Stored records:
* * *

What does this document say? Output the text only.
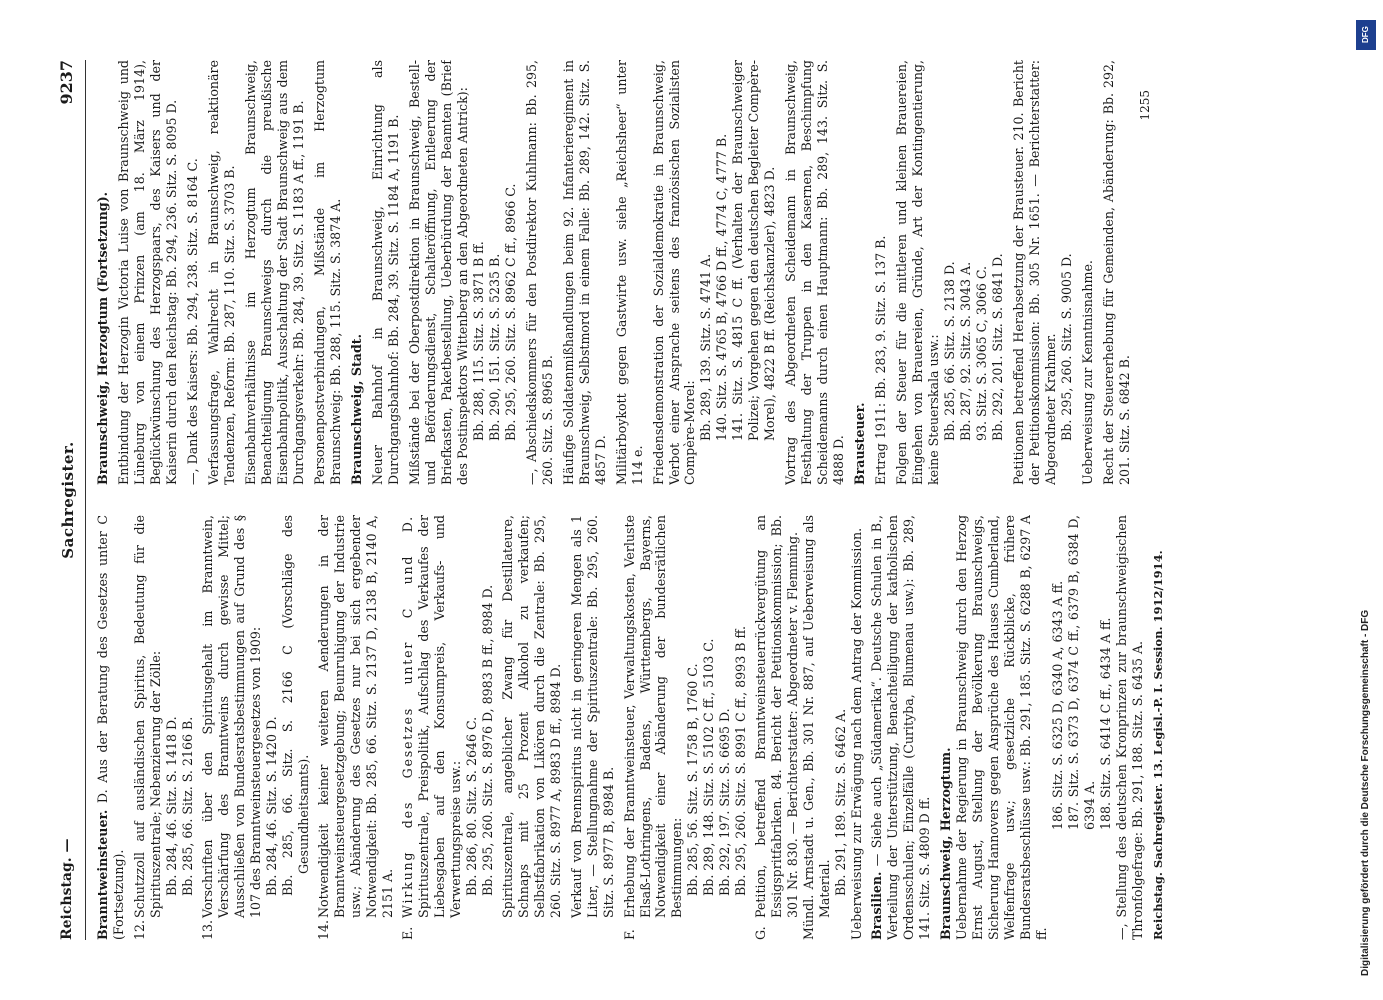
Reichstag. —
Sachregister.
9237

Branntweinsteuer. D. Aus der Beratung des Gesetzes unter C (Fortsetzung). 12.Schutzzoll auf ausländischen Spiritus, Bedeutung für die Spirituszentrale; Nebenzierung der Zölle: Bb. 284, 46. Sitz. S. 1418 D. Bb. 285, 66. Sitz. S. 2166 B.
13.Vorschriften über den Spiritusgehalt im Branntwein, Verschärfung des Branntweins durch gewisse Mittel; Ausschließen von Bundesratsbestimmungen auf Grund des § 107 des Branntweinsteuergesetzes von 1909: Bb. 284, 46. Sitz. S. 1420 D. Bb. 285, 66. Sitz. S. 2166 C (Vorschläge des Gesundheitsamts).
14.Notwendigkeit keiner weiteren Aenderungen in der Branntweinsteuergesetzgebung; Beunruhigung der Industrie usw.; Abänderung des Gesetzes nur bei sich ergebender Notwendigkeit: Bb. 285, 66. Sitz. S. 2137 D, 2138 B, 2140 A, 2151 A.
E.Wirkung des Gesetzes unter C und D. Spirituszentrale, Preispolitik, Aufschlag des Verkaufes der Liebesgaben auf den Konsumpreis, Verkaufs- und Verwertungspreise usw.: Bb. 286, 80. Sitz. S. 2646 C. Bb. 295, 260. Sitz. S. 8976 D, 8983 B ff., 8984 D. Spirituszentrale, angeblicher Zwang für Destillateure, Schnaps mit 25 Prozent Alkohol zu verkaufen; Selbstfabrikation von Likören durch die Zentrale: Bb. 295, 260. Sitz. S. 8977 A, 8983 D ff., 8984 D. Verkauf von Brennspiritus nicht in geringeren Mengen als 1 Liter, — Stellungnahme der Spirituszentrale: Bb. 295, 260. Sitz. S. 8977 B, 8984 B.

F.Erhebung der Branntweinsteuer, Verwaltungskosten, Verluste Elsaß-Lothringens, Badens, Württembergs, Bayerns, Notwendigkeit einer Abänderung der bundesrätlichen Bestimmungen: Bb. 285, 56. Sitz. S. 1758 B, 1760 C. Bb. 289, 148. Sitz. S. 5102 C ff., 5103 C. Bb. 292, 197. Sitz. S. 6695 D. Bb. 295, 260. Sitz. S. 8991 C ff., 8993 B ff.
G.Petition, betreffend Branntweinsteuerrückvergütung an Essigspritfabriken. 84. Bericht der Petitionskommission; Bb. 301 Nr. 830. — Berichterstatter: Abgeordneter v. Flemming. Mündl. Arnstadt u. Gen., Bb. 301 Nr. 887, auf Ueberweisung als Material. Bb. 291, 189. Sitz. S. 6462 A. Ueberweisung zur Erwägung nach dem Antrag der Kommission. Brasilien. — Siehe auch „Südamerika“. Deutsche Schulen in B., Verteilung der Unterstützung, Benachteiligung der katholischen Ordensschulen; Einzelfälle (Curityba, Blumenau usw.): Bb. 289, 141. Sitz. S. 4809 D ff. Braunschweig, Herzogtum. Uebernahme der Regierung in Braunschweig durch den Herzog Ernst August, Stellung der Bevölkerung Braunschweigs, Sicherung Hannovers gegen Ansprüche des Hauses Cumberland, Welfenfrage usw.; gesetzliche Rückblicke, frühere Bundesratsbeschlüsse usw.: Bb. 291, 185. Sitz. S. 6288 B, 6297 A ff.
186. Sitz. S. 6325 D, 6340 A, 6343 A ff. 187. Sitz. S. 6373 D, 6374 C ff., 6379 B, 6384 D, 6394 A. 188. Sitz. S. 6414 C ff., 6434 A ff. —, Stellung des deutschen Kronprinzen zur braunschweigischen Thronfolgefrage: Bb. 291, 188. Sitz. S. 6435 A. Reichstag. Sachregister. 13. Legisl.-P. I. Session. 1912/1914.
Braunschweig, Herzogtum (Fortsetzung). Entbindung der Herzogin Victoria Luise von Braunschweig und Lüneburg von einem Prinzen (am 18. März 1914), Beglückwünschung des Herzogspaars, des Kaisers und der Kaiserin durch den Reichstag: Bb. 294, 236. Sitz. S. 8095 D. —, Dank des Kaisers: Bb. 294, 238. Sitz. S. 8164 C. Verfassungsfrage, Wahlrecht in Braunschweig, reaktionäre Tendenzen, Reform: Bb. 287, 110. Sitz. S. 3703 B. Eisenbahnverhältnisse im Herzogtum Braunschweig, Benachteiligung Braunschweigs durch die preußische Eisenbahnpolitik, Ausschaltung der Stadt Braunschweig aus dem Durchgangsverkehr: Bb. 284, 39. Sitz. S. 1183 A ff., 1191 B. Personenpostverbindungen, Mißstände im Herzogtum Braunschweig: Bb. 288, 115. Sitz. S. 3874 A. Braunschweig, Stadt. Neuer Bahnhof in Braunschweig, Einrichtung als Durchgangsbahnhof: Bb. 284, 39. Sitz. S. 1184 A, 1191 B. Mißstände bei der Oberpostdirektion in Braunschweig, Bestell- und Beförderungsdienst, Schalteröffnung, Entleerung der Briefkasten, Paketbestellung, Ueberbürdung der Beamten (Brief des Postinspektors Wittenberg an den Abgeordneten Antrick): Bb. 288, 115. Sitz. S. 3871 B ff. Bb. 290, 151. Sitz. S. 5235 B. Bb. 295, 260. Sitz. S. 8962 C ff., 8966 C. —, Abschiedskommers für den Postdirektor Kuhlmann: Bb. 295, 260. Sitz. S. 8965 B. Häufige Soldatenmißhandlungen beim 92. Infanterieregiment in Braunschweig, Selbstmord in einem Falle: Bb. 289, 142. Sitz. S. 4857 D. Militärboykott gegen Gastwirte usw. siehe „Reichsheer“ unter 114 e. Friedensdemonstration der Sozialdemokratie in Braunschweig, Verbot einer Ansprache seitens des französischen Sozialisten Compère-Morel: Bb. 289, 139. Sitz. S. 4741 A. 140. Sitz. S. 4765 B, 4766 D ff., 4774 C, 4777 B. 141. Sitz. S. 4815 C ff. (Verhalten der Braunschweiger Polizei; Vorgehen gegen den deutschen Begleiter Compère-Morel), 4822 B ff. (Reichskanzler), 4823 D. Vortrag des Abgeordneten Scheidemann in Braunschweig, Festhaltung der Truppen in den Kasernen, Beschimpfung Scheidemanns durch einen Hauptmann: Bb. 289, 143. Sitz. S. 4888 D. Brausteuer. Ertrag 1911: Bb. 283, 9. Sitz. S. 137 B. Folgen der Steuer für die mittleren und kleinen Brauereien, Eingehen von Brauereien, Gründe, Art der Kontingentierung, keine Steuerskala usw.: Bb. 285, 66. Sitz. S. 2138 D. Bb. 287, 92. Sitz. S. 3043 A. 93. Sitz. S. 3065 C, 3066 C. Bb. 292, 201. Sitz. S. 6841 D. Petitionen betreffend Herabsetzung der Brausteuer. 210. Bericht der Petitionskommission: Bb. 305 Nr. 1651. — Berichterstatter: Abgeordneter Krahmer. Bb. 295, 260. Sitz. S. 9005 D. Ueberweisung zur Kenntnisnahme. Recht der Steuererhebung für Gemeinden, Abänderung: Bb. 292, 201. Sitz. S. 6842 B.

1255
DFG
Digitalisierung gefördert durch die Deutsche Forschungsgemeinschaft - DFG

* * *

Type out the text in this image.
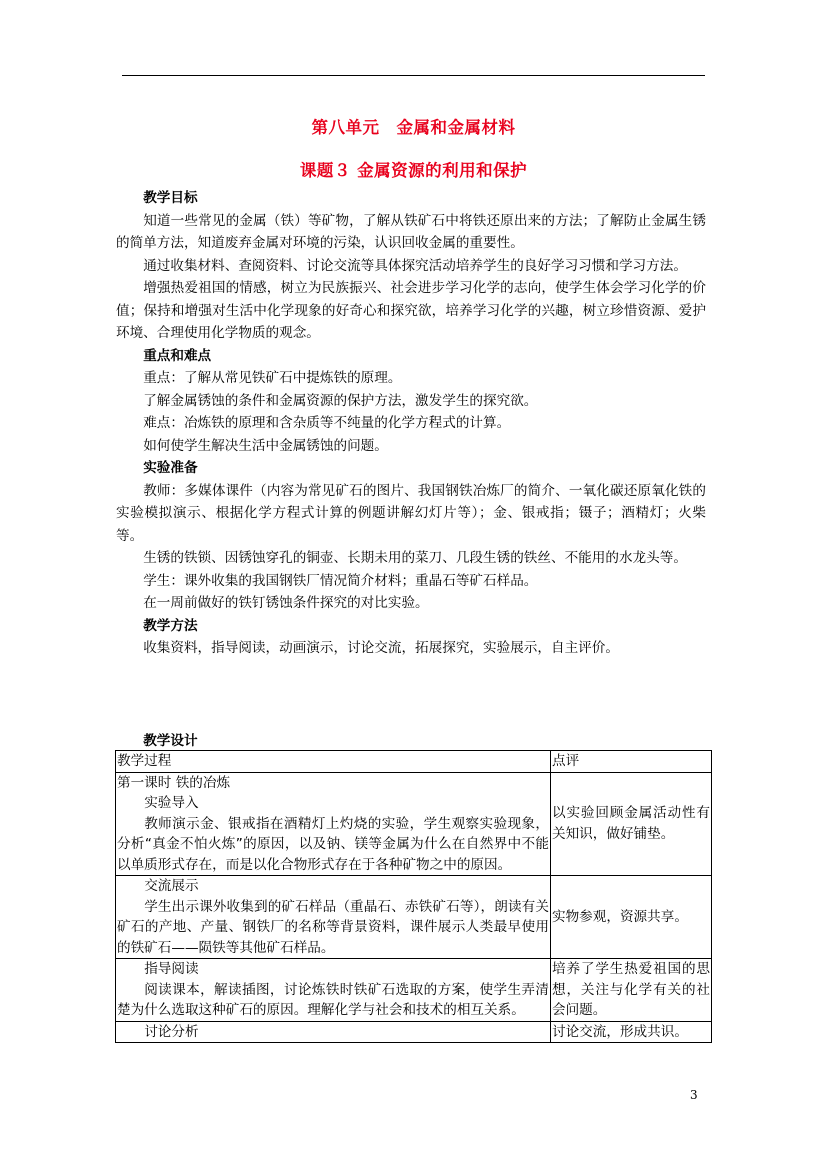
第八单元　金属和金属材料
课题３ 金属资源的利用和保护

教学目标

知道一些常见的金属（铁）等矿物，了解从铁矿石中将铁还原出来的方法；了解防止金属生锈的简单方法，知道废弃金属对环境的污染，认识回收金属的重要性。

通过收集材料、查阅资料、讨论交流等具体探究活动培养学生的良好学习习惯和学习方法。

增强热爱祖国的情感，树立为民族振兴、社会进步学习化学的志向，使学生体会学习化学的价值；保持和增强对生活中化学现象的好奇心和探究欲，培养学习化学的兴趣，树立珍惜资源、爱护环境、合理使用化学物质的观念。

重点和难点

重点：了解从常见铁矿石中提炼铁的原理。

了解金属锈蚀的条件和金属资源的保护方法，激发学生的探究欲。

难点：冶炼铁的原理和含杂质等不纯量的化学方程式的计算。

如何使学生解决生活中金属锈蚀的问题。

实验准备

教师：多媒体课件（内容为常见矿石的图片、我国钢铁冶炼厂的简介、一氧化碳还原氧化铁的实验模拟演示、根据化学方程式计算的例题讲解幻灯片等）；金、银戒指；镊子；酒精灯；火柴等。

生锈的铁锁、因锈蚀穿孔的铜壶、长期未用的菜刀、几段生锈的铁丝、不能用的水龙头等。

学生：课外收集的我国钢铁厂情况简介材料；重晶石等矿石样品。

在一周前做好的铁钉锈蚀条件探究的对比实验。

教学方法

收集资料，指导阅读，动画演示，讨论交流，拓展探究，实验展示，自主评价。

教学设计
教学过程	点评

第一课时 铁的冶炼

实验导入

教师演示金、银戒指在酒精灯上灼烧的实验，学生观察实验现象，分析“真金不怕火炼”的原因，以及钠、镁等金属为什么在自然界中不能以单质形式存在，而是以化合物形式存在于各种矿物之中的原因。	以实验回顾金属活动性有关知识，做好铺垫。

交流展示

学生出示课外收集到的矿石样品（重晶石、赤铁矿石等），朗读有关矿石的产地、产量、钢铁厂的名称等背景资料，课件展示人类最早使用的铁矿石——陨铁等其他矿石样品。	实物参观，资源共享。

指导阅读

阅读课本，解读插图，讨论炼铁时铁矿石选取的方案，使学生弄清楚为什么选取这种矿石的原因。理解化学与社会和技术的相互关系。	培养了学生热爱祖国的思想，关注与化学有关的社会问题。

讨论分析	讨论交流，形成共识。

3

* * *

Task details: Check every line of the data, and copy the ones that contain "指导阅读".

The completed task:
收集资料，指导阅读，动画演示，讨论交流，拓展探究，实验展示，自主评价。
指导阅读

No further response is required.